:: EXERCISE OBJECTIVE ::
Say how many lines of these entries include the word "legend", and answer with the number alone.
## BEGIN
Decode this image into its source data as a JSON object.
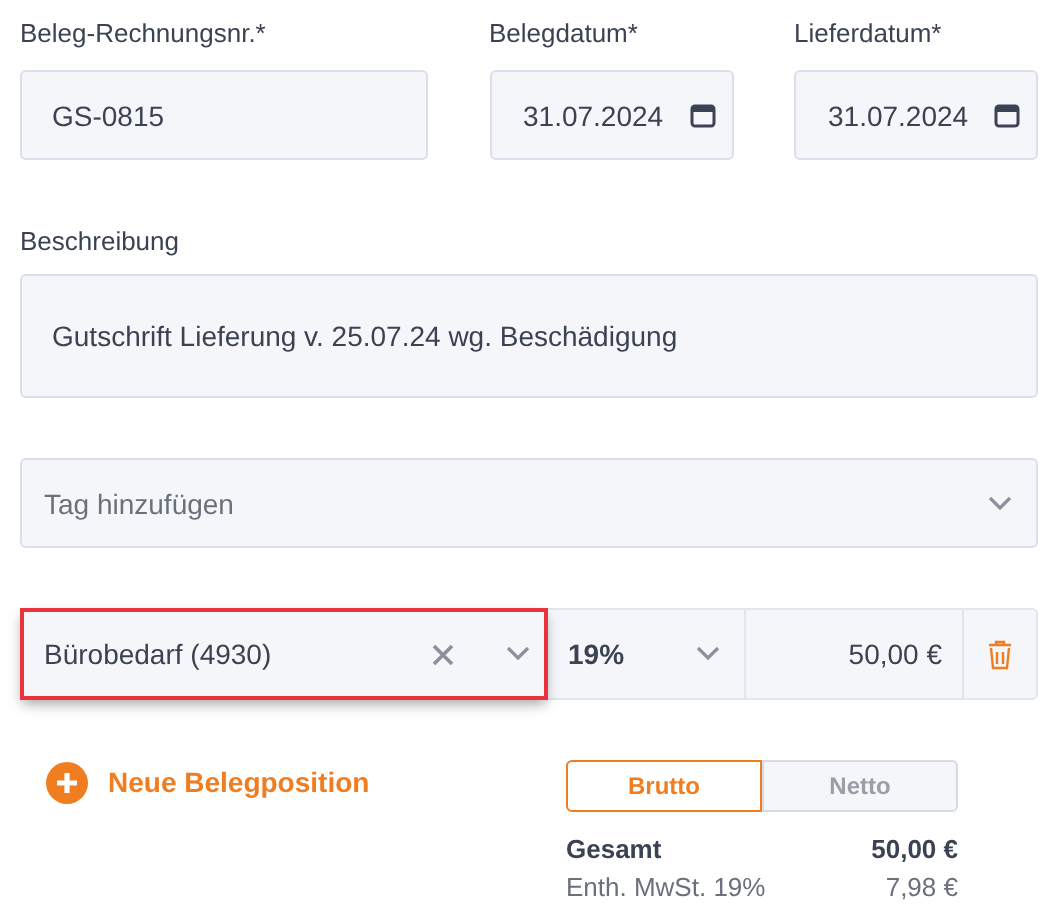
{
  "fields": [
    {
      "label": "Beleg-Rechnungsnr.*",
      "value": "GS-0815",
      "kind": "text"
    },
    {
      "label": "Belegdatum*",
      "value": "31.07.2024",
      "kind": "date"
    },
    {
      "label": "Lieferdatum*",
      "value": "31.07.2024",
      "kind": "date"
    }
  ],
  "description": {
    "label": "Beschreibung",
    "value": "Gutschrift Lieferung v. 25.07.24 wg. Beschädigung"
  },
  "tags": {
    "placeholder": "Tag hinzufügen"
  },
  "positions": [
    {
      "category": "Bürobedarf (4930)",
      "tax": "19%",
      "amount": "50,00 €",
      "highlighted": true
    }
  ],
  "add_button": "Neue Belegposition",
  "price_mode": [
    {
      "label": "Brutto",
      "selected": true
    },
    {
      "label": "Netto",
      "selected": false
    }
  ],
  "totals": [
    {
      "label": "Gesamt",
      "value": "50,00 €",
      "kind": "total"
    },
    {
      "label": "Enth. MwSt. 19%",
      "value": "7,98 €",
      "kind": "tax"
    }
  ]
}
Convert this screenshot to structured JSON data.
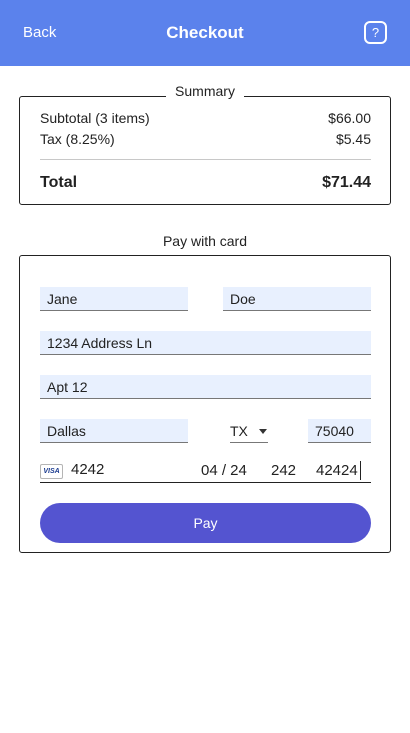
{
  "header": {
    "back_label": "Back",
    "title": "Checkout",
    "help_label": "?"
  },
  "summary": {
    "legend": "Summary",
    "subtotal_label": "Subtotal (3 items)",
    "subtotal_value": "$66.00",
    "tax_label": "Tax (8.25%)",
    "tax_value": "$5.45",
    "total_label": "Total",
    "total_value": "$71.44"
  },
  "payment": {
    "legend": "Pay with card",
    "first_name": "Jane",
    "last_name": "Doe",
    "address_line1": "1234 Address Ln",
    "address_line2": "Apt 12",
    "city": "Dallas",
    "state": "TX",
    "zip": "75040",
    "card": {
      "brand_icon": "visa-icon",
      "brand_label": "VISA",
      "number": "4242",
      "expiry": "04 / 24",
      "cvc": "242",
      "postal": "42424"
    },
    "pay_label": "Pay"
  },
  "colors": {
    "header_bg": "#5b82ec",
    "field_bg": "#e8f0fe",
    "pay_button_bg": "#5454d0"
  }
}
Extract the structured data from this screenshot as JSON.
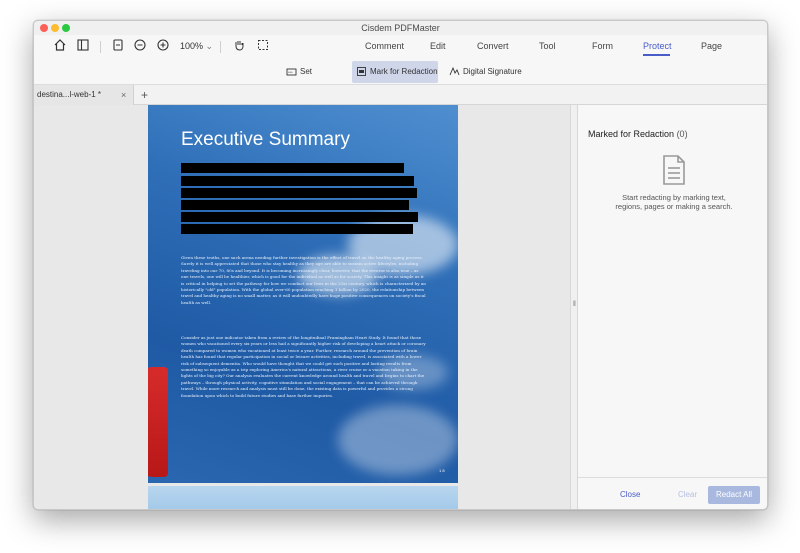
{
  "window": {
    "title": "Cisdem PDFMaster"
  },
  "toolbar": {
    "zoom": "100%",
    "icons": [
      "home-icon",
      "sidebar-icon",
      "page-icon",
      "zoom-out-icon",
      "zoom-in-icon",
      "hand-icon",
      "select-icon"
    ],
    "tabs": [
      {
        "label": "Comment"
      },
      {
        "label": "Edit"
      },
      {
        "label": "Convert"
      },
      {
        "label": "Tool"
      },
      {
        "label": "Form"
      },
      {
        "label": "Protect",
        "active": true
      },
      {
        "label": "Page"
      }
    ]
  },
  "subtoolbar": {
    "set_password": "Set Password",
    "mark_redaction": "Mark for Redaction",
    "digital_signature": "Digital Signature"
  },
  "doc_tabs": {
    "current": "destina...l-web-1 *",
    "close": "×",
    "add": "+"
  },
  "page": {
    "title": "Executive Summary",
    "para1": "Given these truths, one such arena needing further investigation is the effect of travel on the healthy aging process. Surely it is well appreciated that those who stay healthy as they age are able to sustain active lifestyles, including traveling into our 70, 80s and beyond. It is becoming increasingly clear, however, that the reverse is also true – as one travels, one will be healthier, which is good for the individual as well as for society. This insight is as simple as it is critical in helping to set the pathway for how we conduct our lives in the 21st century, which is characterized by an historically \"old\" population. With the global over-60 population reaching 1 billion by 2020, the relationship between travel and healthy aging is no small matter, as it will undoubtedly have huge positive consequences on society's fiscal health as well.",
    "para2": "Consider as just one indicator taken from a review of the longitudinal Framingham Heart Study. It found that those women who vacationed every six years or less had a significantly higher risk of developing a heart attack or coronary death compared to women who vacationed at least twice a year. Further, research around the prevention of brain health has found that regular participation in social or leisure activities, including travel, is associated with a lower risk of subsequent dementia. Who would have thought that we could get such positive and lasting results from something so enjoyable as a trip exploring America's natural attractions, a river cruise or a vacation taking in the lights of the big city? Our analysis evaluates the current knowledge around health and travel and begins to chart the pathways – through physical activity, cognitive stimulation and social engagement – that can be achieved through travel. While more research and analysis must still be done, the existing data is powerful and provides a strong foundation upon which to build future studies and base further inquiries.",
    "page_number": "1 8"
  },
  "panel": {
    "title": "Marked for Redaction",
    "count": "(0)",
    "message": "Start redacting by marking text, regions, pages or making a search.",
    "close": "Close",
    "clear": "Clear",
    "redact_all": "Redact All"
  },
  "colors": {
    "accent": "#4a5cc8",
    "redact_button": "#a9b8de",
    "active_sub": "#cfd6ea"
  }
}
## END
:: RESULT OF THE EXERCISE ::
2